[Begin]
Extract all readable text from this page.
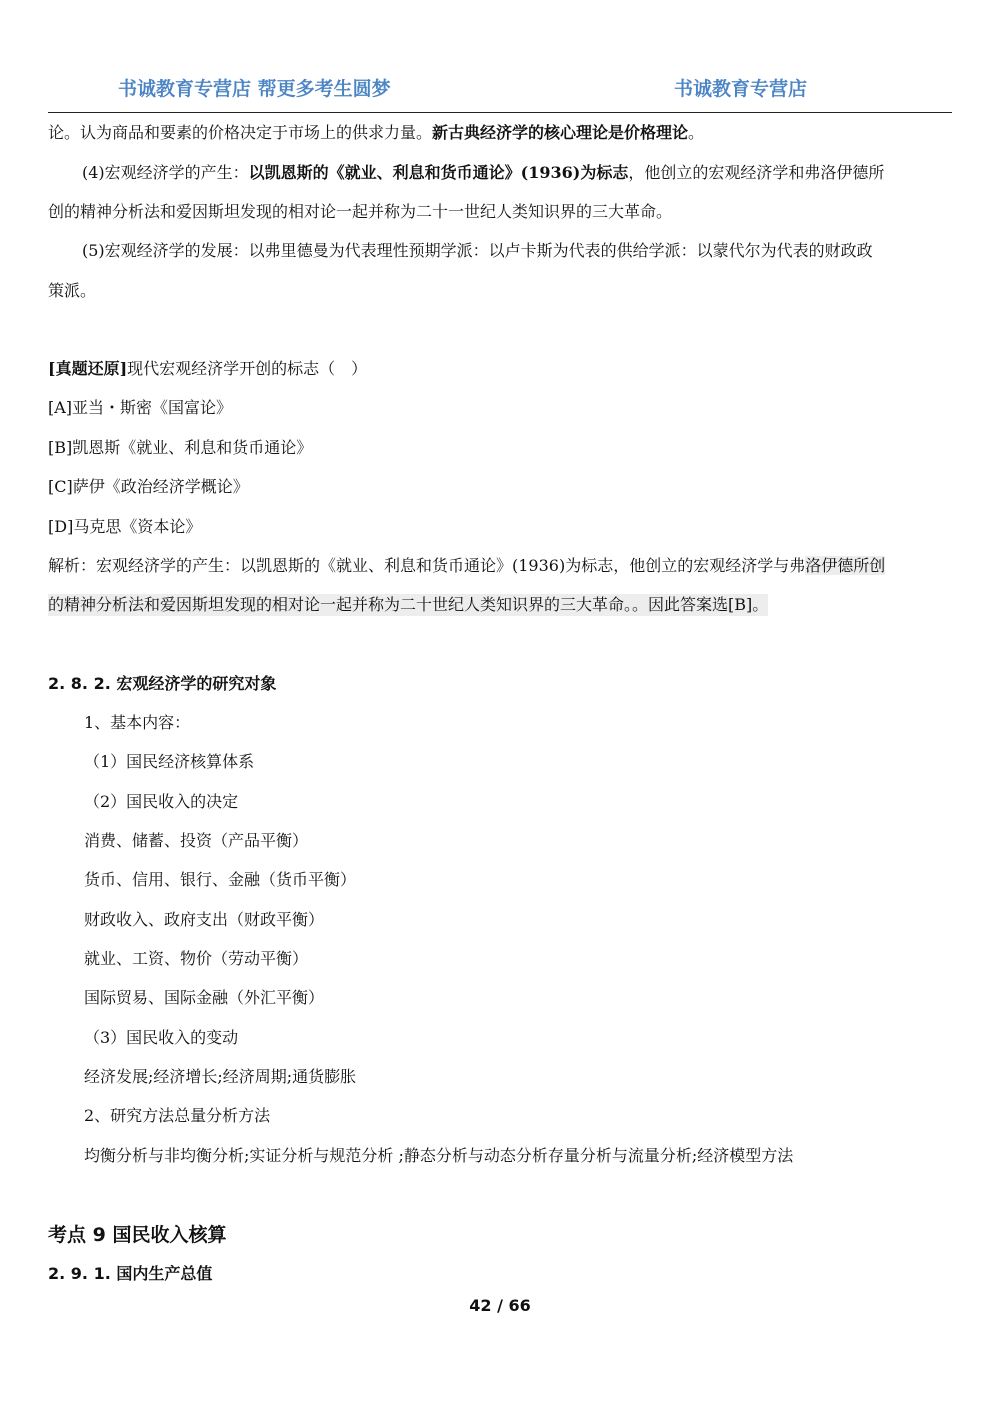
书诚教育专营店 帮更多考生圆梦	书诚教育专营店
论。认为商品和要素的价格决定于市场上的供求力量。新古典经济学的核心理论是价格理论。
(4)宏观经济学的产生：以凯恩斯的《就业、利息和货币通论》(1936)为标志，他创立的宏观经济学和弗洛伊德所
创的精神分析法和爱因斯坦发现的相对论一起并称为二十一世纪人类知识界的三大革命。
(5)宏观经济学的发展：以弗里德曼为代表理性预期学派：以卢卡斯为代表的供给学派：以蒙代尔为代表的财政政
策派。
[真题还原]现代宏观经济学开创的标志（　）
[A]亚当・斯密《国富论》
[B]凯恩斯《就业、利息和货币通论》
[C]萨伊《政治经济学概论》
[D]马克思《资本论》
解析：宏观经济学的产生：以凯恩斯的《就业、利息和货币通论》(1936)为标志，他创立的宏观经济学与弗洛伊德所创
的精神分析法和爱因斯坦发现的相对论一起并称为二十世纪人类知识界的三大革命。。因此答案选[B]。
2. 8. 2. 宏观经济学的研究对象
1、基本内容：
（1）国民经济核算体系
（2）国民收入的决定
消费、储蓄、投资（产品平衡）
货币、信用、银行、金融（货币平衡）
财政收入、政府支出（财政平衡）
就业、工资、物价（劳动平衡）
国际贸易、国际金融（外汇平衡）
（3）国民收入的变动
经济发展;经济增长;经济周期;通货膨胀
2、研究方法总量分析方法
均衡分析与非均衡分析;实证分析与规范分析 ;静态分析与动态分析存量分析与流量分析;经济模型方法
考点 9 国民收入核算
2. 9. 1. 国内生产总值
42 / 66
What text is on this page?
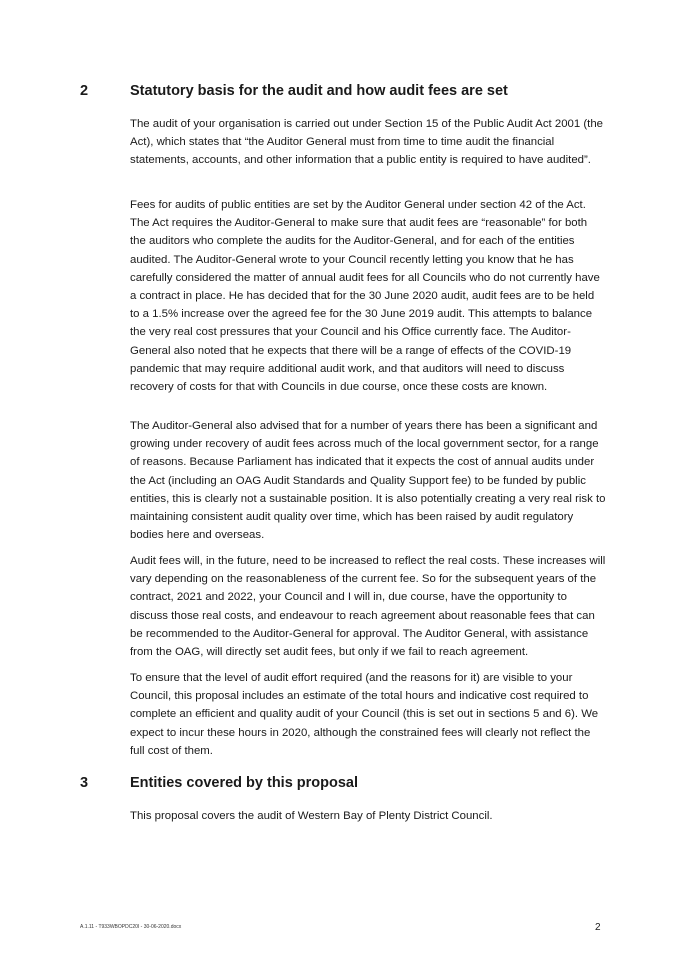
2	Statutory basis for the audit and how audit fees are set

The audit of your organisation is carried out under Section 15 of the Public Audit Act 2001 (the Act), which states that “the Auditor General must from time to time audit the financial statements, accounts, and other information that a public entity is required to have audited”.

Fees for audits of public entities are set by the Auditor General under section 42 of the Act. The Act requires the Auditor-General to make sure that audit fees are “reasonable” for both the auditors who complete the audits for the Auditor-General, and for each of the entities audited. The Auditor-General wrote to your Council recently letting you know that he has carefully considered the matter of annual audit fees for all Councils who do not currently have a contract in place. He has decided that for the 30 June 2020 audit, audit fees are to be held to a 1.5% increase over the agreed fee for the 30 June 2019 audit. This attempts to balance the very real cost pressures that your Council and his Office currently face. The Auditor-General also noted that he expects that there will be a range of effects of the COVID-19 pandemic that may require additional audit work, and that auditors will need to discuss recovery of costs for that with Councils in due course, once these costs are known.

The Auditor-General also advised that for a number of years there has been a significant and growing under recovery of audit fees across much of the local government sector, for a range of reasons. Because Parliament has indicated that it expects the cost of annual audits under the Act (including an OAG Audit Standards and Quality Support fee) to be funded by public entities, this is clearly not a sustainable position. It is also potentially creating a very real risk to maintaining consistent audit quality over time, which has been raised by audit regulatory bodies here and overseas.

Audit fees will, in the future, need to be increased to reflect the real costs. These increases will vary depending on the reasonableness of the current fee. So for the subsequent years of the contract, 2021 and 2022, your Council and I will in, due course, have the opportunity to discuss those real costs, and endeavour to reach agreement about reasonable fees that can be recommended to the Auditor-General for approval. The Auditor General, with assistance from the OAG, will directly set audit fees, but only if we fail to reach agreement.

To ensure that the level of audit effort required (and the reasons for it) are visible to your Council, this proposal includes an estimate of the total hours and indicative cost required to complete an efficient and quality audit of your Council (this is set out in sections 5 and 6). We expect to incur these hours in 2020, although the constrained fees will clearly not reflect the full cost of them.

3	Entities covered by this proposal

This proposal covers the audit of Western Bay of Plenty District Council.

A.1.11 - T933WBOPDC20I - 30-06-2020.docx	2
[End]
● **What is required**: Go back to the records above and write them out exactly, without the pictures.

● **Written response**:
Extract all readable text from this page.
书诚教育专营店 帮更多考生圆梦	书诚教育专营店
论。认为商品和要素的价格决定于市场上的供求力量。新古典经济学的核心理论是价格理论。
(4)宏观经济学的产生：以凯恩斯的《就业、利息和货币通论》(1936)为标志，他创立的宏观经济学和弗洛伊德所
创的精神分析法和爱因斯坦发现的相对论一起并称为二十一世纪人类知识界的三大革命。
(5)宏观经济学的发展：以弗里德曼为代表理性预期学派：以卢卡斯为代表的供给学派：以蒙代尔为代表的财政政
策派。
[真题还原]现代宏观经济学开创的标志（　）
[A]亚当・斯密《国富论》
[B]凯恩斯《就业、利息和货币通论》
[C]萨伊《政治经济学概论》
[D]马克思《资本论》
解析：宏观经济学的产生：以凯恩斯的《就业、利息和货币通论》(1936)为标志，他创立的宏观经济学与弗洛伊德所创
的精神分析法和爱因斯坦发现的相对论一起并称为二十世纪人类知识界的三大革命。。因此答案选[B]。
2. 8. 2. 宏观经济学的研究对象
1、基本内容：
（1）国民经济核算体系
（2）国民收入的决定
消费、储蓄、投资（产品平衡）
货币、信用、银行、金融（货币平衡）
财政收入、政府支出（财政平衡）
就业、工资、物价（劳动平衡）
国际贸易、国际金融（外汇平衡）
（3）国民收入的变动
经济发展;经济增长;经济周期;通货膨胀
2、研究方法总量分析方法
均衡分析与非均衡分析;实证分析与规范分析 ;静态分析与动态分析存量分析与流量分析;经济模型方法
考点 9 国民收入核算
2. 9. 1. 国内生产总值
42 / 66
What text is on this page?
2	Statutory basis for the audit and how audit fees are set

The audit of your organisation is carried out under Section 15 of the Public Audit Act 2001 (the Act), which states that “the Auditor General must from time to time audit the financial statements, accounts, and other information that a public entity is required to have audited”.

Fees for audits of public entities are set by the Auditor General under section 42 of the Act. The Act requires the Auditor-General to make sure that audit fees are “reasonable” for both the auditors who complete the audits for the Auditor-General, and for each of the entities audited. The Auditor-General wrote to your Council recently letting you know that he has carefully considered the matter of annual audit fees for all Councils who do not currently have a contract in place. He has decided that for the 30 June 2020 audit, audit fees are to be held to a 1.5% increase over the agreed fee for the 30 June 2019 audit. This attempts to balance the very real cost pressures that your Council and his Office currently face. The Auditor-General also noted that he expects that there will be a range of effects of the COVID-19 pandemic that may require additional audit work, and that auditors will need to discuss recovery of costs for that with Councils in due course, once these costs are known.

The Auditor-General also advised that for a number of years there has been a significant and growing under recovery of audit fees across much of the local government sector, for a range of reasons. Because Parliament has indicated that it expects the cost of annual audits under the Act (including an OAG Audit Standards and Quality Support fee) to be funded by public entities, this is clearly not a sustainable position. It is also potentially creating a very real risk to maintaining consistent audit quality over time, which has been raised by audit regulatory bodies here and overseas.

Audit fees will, in the future, need to be increased to reflect the real costs. These increases will vary depending on the reasonableness of the current fee. So for the subsequent years of the contract, 2021 and 2022, your Council and I will in, due course, have the opportunity to discuss those real costs, and endeavour to reach agreement about reasonable fees that can be recommended to the Auditor-General for approval. The Auditor General, with assistance from the OAG, will directly set audit fees, but only if we fail to reach agreement.

To ensure that the level of audit effort required (and the reasons for it) are visible to your Council, this proposal includes an estimate of the total hours and indicative cost required to complete an efficient and quality audit of your Council (this is set out in sections 5 and 6). We expect to incur these hours in 2020, although the constrained fees will clearly not reflect the full cost of them.

3	Entities covered by this proposal

This proposal covers the audit of Western Bay of Plenty District Council.

A.1.11 - T933WBOPDC20I - 30-06-2020.docx	2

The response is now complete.